**SET TASK:**
Where a line in the listing below contains the word "Size", copy that line.

**AVAILABLE RECORDS:**
::::

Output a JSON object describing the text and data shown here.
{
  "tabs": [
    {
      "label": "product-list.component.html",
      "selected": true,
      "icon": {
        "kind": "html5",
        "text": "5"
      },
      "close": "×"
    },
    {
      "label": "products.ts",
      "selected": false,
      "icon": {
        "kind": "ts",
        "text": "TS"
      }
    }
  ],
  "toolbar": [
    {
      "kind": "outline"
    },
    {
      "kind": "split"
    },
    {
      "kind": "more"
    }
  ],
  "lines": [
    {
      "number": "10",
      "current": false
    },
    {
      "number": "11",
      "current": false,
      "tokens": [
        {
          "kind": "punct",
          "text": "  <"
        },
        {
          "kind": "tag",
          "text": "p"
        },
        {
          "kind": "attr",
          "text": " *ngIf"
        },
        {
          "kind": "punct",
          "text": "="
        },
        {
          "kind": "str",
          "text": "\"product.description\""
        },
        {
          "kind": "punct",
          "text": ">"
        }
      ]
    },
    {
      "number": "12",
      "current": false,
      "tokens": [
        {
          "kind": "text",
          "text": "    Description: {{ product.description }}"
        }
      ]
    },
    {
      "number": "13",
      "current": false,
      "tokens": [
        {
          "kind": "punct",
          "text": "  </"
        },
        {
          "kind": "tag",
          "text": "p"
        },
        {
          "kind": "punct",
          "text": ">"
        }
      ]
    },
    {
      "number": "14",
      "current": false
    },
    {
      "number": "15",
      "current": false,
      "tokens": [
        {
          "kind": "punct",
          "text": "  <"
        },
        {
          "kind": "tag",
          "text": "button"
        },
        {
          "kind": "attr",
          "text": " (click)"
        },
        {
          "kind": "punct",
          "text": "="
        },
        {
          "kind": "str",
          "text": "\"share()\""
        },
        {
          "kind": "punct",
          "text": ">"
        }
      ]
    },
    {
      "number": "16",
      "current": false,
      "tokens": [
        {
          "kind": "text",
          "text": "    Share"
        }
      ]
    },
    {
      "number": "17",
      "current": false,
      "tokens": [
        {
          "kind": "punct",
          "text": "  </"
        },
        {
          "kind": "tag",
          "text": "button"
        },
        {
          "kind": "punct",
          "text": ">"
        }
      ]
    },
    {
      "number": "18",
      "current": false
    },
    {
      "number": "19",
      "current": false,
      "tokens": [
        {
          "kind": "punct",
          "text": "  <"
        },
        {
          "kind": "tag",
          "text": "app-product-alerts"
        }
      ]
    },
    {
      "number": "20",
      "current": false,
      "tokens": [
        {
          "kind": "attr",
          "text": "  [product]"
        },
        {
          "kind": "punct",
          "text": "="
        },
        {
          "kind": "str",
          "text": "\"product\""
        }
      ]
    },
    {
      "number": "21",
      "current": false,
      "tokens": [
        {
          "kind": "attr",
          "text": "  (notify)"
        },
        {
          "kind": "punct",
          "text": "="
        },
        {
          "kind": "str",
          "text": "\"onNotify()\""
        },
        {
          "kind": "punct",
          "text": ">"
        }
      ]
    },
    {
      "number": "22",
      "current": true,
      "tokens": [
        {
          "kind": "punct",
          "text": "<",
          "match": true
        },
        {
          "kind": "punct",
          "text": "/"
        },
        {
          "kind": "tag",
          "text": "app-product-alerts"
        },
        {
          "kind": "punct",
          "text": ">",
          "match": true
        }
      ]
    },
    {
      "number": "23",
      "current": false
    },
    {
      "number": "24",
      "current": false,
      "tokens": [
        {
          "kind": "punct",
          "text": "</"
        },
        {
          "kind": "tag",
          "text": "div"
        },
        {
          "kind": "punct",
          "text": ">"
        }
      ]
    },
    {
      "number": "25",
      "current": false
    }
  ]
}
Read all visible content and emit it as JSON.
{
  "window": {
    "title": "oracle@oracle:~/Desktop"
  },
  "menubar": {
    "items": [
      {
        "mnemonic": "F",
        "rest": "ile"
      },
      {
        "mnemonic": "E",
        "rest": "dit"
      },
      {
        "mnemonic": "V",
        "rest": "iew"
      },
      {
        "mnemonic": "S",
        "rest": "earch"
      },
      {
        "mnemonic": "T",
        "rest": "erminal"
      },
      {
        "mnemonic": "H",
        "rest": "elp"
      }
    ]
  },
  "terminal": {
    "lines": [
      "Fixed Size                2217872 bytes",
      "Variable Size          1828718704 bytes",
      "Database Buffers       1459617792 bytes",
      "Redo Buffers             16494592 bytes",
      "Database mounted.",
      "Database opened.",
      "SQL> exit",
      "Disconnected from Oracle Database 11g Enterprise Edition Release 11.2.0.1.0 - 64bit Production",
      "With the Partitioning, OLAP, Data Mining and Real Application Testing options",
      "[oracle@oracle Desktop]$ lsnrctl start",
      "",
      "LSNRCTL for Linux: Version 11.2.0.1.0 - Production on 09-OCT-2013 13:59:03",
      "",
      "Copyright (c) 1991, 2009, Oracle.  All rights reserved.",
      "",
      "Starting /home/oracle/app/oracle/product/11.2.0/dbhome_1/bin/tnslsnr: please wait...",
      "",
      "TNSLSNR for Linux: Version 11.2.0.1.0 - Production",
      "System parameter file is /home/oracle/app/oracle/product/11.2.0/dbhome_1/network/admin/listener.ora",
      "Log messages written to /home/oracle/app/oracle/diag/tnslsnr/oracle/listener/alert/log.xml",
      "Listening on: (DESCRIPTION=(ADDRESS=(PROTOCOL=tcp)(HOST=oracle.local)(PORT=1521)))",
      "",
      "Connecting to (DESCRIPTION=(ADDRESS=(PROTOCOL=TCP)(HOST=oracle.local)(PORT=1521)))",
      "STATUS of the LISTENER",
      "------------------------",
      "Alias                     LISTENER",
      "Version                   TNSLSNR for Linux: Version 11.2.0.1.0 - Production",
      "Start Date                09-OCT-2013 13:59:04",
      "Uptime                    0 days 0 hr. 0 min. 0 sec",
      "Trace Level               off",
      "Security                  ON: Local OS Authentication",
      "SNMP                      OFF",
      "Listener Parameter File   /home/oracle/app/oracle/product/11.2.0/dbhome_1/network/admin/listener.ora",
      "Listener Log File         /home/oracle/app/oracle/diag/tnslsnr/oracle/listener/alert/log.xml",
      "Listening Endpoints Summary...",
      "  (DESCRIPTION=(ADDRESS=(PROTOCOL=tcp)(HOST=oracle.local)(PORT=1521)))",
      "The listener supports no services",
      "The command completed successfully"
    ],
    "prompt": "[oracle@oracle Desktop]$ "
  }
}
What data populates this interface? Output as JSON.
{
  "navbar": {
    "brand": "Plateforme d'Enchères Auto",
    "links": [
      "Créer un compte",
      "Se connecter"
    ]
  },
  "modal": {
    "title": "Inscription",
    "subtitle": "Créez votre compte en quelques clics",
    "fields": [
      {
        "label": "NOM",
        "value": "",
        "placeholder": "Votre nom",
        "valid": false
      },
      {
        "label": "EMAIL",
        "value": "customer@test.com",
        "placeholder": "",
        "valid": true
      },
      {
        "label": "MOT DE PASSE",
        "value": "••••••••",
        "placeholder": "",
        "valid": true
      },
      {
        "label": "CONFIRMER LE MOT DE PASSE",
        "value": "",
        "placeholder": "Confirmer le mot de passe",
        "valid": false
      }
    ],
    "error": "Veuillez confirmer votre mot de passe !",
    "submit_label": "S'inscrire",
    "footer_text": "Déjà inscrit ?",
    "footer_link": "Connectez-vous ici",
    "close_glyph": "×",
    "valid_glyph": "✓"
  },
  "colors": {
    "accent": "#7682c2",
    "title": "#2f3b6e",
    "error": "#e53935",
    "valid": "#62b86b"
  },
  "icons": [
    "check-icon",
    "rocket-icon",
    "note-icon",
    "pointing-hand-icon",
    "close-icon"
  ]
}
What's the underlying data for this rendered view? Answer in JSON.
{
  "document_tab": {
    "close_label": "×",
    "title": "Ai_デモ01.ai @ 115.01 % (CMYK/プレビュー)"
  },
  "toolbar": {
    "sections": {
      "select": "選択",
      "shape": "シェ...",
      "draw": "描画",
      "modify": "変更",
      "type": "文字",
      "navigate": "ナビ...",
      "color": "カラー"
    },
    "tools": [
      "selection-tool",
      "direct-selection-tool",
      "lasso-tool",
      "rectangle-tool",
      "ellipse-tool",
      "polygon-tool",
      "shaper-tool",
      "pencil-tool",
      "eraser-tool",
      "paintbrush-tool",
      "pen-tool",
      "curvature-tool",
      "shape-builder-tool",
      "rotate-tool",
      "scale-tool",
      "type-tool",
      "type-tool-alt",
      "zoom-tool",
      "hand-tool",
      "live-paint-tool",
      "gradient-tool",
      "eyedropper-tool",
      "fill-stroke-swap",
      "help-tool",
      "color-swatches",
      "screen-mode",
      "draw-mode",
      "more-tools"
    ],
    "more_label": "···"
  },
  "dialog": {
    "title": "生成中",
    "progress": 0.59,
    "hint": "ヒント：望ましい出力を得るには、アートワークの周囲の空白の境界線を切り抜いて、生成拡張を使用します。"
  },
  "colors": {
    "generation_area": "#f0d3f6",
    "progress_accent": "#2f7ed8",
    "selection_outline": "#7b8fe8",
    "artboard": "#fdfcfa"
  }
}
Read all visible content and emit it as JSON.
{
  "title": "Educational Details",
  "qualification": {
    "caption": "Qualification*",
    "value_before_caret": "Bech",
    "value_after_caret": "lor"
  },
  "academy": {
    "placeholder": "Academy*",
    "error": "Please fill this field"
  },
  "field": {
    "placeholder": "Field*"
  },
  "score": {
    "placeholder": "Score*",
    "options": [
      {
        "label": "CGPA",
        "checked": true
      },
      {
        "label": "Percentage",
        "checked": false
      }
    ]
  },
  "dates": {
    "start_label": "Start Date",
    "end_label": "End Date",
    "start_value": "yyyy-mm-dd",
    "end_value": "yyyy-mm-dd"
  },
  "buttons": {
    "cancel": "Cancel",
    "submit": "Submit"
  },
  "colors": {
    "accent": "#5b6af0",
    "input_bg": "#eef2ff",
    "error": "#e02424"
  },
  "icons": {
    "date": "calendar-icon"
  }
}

::::

**SOLUTION TO THIS PROBLEM:**
      "Fixed Size                2217872 bytes",
      "Variable Size          1828718704 bytes",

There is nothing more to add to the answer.